▶ Exercise description: Present every line of the data below as a JSON list of strings, one string per line, with blank lines omitted.

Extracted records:
>> Begin

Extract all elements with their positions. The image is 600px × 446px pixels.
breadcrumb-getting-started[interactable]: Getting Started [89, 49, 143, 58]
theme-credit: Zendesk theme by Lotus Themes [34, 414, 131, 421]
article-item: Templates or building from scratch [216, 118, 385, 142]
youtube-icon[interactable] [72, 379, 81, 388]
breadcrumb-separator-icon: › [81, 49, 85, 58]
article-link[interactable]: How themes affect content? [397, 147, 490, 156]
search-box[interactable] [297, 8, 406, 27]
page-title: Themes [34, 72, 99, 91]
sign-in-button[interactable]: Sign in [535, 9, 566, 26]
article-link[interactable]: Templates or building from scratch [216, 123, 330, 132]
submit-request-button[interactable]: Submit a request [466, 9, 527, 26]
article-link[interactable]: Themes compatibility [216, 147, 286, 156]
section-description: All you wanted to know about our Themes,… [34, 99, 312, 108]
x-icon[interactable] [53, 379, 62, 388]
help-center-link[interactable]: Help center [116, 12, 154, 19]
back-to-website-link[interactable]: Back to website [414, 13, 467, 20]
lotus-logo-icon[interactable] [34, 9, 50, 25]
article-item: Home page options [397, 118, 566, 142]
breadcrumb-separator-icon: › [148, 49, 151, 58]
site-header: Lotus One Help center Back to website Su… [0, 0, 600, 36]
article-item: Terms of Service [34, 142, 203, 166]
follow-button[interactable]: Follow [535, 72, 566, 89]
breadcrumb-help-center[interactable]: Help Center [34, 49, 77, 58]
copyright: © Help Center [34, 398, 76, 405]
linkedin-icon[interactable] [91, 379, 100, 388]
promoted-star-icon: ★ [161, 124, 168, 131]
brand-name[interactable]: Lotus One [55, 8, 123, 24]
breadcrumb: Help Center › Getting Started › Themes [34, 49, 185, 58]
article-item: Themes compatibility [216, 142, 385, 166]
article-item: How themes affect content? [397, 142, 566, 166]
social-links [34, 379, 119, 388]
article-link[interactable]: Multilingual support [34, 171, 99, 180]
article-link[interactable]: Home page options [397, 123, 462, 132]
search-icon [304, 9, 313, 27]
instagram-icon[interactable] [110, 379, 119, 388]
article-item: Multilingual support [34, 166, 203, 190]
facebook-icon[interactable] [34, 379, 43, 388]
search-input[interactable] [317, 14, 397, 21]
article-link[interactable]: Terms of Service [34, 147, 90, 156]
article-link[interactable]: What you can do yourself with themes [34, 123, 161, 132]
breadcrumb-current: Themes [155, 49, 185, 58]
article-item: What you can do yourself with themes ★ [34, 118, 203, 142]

>> End

▶ Exercise solution:
[
  "Extract all elements with their positions. The image is 600px × 446px pixels.",
  "breadcrumb-getting-started[interactable]: Getting Started [89, 49, 143, 58]",
  "theme-credit: Zendesk theme by Lotus Themes [34, 414, 131, 421]",
  "article-item: Templates or building from scratch [216, 118, 385, 142]",
  "youtube-icon[interactable] [72, 379, 81, 388]",
  "breadcrumb-separator-icon: › [81, 49, 85, 58]",
  "article-link[interactable]: How themes affect content? [397, 147, 490, 156]",
  "search-box[interactable] [297, 8, 406, 27]",
  "page-title: Themes [34, 72, 99, 91]",
  "sign-in-button[interactable]: Sign in [535, 9, 566, 26]",
  "article-link[interactable]: Templates or building from scratch [216, 123, 330, 132]",
  "submit-request-button[interactable]: Submit a request [466, 9, 527, 26]",
  "article-link[interactable]: Themes compatibility [216, 147, 286, 156]",
  "section-description: All you wanted to know about our Themes,… [34, 99, 312, 108]",
  "x-icon[interactable] [53, 379, 62, 388]",
  "help-center-link[interactable]: Help center [116, 12, 154, 19]",
  "back-to-website-link[interactable]: Back to website [414, 13, 467, 20]",
  "lotus-logo-icon[interactable] [34, 9, 50, 25]",
  "article-item: Home page options [397, 118, 566, 142]",
  "breadcrumb-separator-icon: › [148, 49, 151, 58]",
  "site-header: Lotus One Help center Back to website Su… [0, 0, 600, 36]",
  "article-item: Terms of Service [34, 142, 203, 166]",
  "follow-button[interactable]: Follow [535, 72, 566, 89]",
  "breadcrumb-help-center[interactable]: Help Center [34, 49, 77, 58]",
  "copyright: © Help Center [34, 398, 76, 405]",
  "linkedin-icon[interactable] [91, 379, 100, 388]",
  "promoted-star-icon: ★ [161, 124, 168, 131]",
  "brand-name[interactable]: Lotus One [55, 8, 123, 24]",
  "breadcrumb: Help Center › Getting Started › Themes [34, 49, 185, 58]",
  "article-item: Themes compatibility [216, 142, 385, 166]",
  "article-item: How themes affect content? [397, 142, 566, 166]",
  "social-links [34, 379, 119, 388]",
  "article-link[interactable]: Multilingual support [34, 171, 99, 180]",
  "article-link[interactable]: Home page options [397, 123, 462, 132]",
  "search-icon [304, 9, 313, 27]",
  "instagram-icon[interactable] [110, 379, 119, 388]",
  "article-item: Multilingual support [34, 166, 203, 190]",
  "facebook-icon[interactable] [34, 379, 43, 388]",
  "search-input[interactable] [317, 14, 397, 21]",
  "article-link[interactable]: Terms of Service [34, 147, 90, 156]",
  "article-link[interactable]: What you can do yourself with themes [34, 123, 161, 132]",
  "breadcrumb-current: Themes [155, 49, 185, 58]",
  "article-item: What you can do yourself with themes ★ [34, 118, 203, 142]"
]